Consigne 1. Dans le texte sur les orphelinats, rendez mot pour mot le passage qui va de « 5 minutes de » à « dépenser son énergie. ».
Consigne 2. Prolongez le texte sur les enfants des orphelinats en reprenant juste après sa dernière phrase.

── Texte source

A la chute du régime communiste, en décembre 1989, on retrouva 170 000 d’entre eux, végétant dans ces lieux sordides… entassés dans des lits, parfois attachés aux barreaux. L’Occident découvrit alors à la télévision d’horribles images tournées à deux pas… dans des lieux devenus pour certains de véritables mouroirs. Les journalistes parlent de "goulags pour enfants".
5 minutes de présence humaine par jour... "Ces enfants-là relèvent d'hôpitaux psychiatriques en trois ans."
L'émission "Etats de faits" de 2001 (mentionnée plus haut) immergeait l'auditeur dans cette triste atmosphère. Elle s'ouvrait d'ailleurs sur ces mots :
Comme tous les enfants de cet orphelinat, Anna-Maria passe ses journées dans son lit, parfois attachée, pour être sûre qu’elle ne sortira pas. On lui donne son déjeuner dans son lit, son goûter dans son lit, et son dîner dans son lit, sans lui parler. Elle n’a pas de chaussures, elle n’ira pas au jardin, elle n’a que son balancement pour dépenser son énergie.

────
── Données fournies

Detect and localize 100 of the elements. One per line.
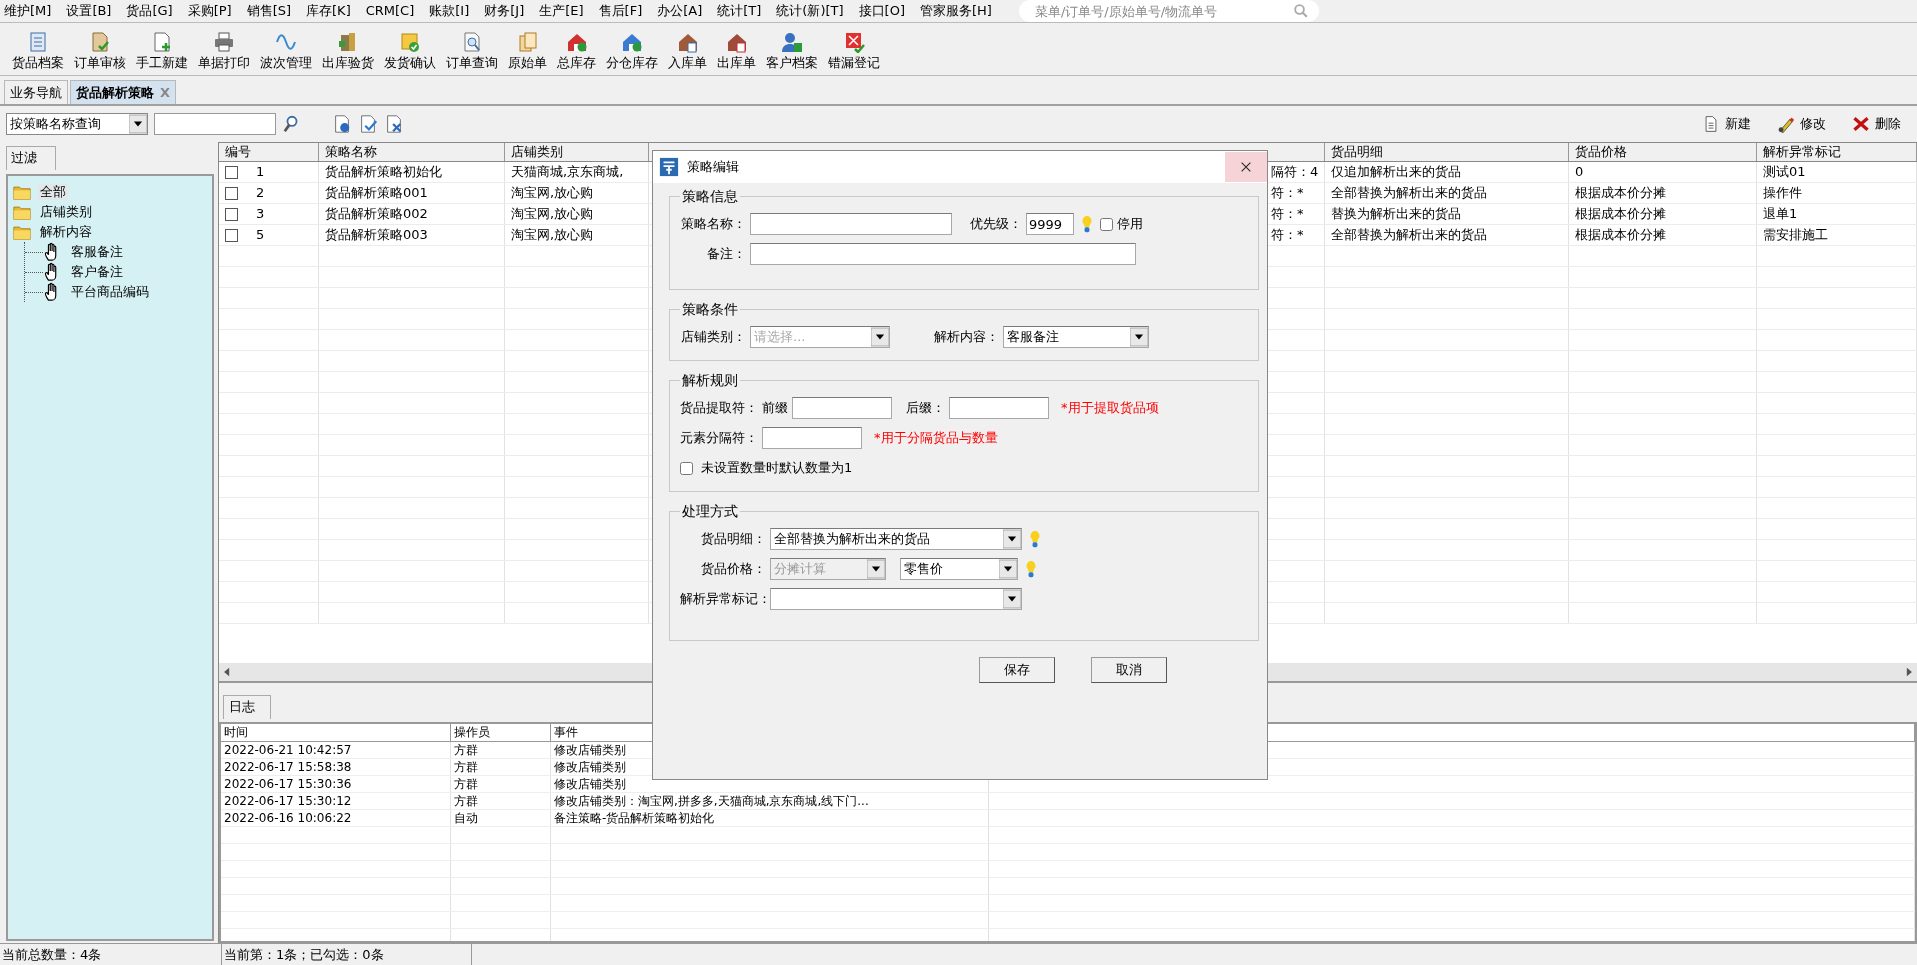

────

Réponse 1.
5 minutes de présence humaine par jour... "Ces enfants-là relèvent d'hôpitaux psychiatriques en trois ans."
L'émission "Etats de faits" de 2001 (mentionnée plus haut) immergeait l'auditeur dans cette triste atmosphère. Elle s'ouvrait d'ailleurs sur ces mots :
Comme tous les enfants de cet orphelinat, Anna-Maria passe ses journées dans son lit, parfois attachée, pour être sûre qu’elle ne sortira pas. On lui donne son déjeuner dans son lit, son goûter dans son lit, et son dîner dans son lit, sans lui parler. Elle n’a pas de chaussures, elle n’ira pas au jardin, elle n’a que son balancement pour dépenser son énergie.

Réponse 2.
Elisabeth de La Palma, fondatrice d’une association venant en aide aux orphelins roumains, se souvenait dans cette archive de ses visites dans les orphelinats, évoquant des enfants pieds nus, parfois sans vêtements, qui ne sortaient jamais et ne disposaient d'aucun jouet pour tromper leur ennui ou leur angoisse :
Je me souviens que je prenais des petits enfants et que je leur montrais par la fenêtre le monde extérieur… quelque chose qu’ils ne voyaient jamais. J’étais dans un tel état que je chantais et que je pleurais à la fois, je ne pouvais pas supporter un tel isolement, un tel dénuement chez ces enfants, qui étaient en plus très mal nourris. Il y avait des enfants de trois ans qui étaient nourris au biberon… [...] Les puéricultrices que j’ai fait venir par la suite ont calculé qu’ils avaient à peu près cinq minutes de présence humaine par jour. En plus cette présence humaine pouvait être extrêmement brutale. Par exemple j’ai vu sortir un enfant d’un lit. Il était en train de boire son biberon, visiblement affamé. L’aide-soignante l’a saisi par un bras, l’a transporté par un bras jusqu’à la table de change ; le biberon est resté dans le lit, l’enfant s’est mis à hurler, elle l’a changé en une minute, l’a ramené dans le lit, lui a flanqué le biberon dans le bec et l’enfant s’est remis à téter. Il devait avoir deux mois… c’est inhumain.
Alain de La Palma, son époux, lui aussi membre de l'association, enfonçait le clou : “Il est prouvé sur le plan scientifique que des enfants parfaitement normaux, s’ils ont une carence affective, si l’apport de nourriture, le change, sont faits d’une manière totalement anonyme, sans qu’on en appelle à leur personnalité… eh bien ces enfants là relèvent d'hôpitaux psychiatriques en trois ans."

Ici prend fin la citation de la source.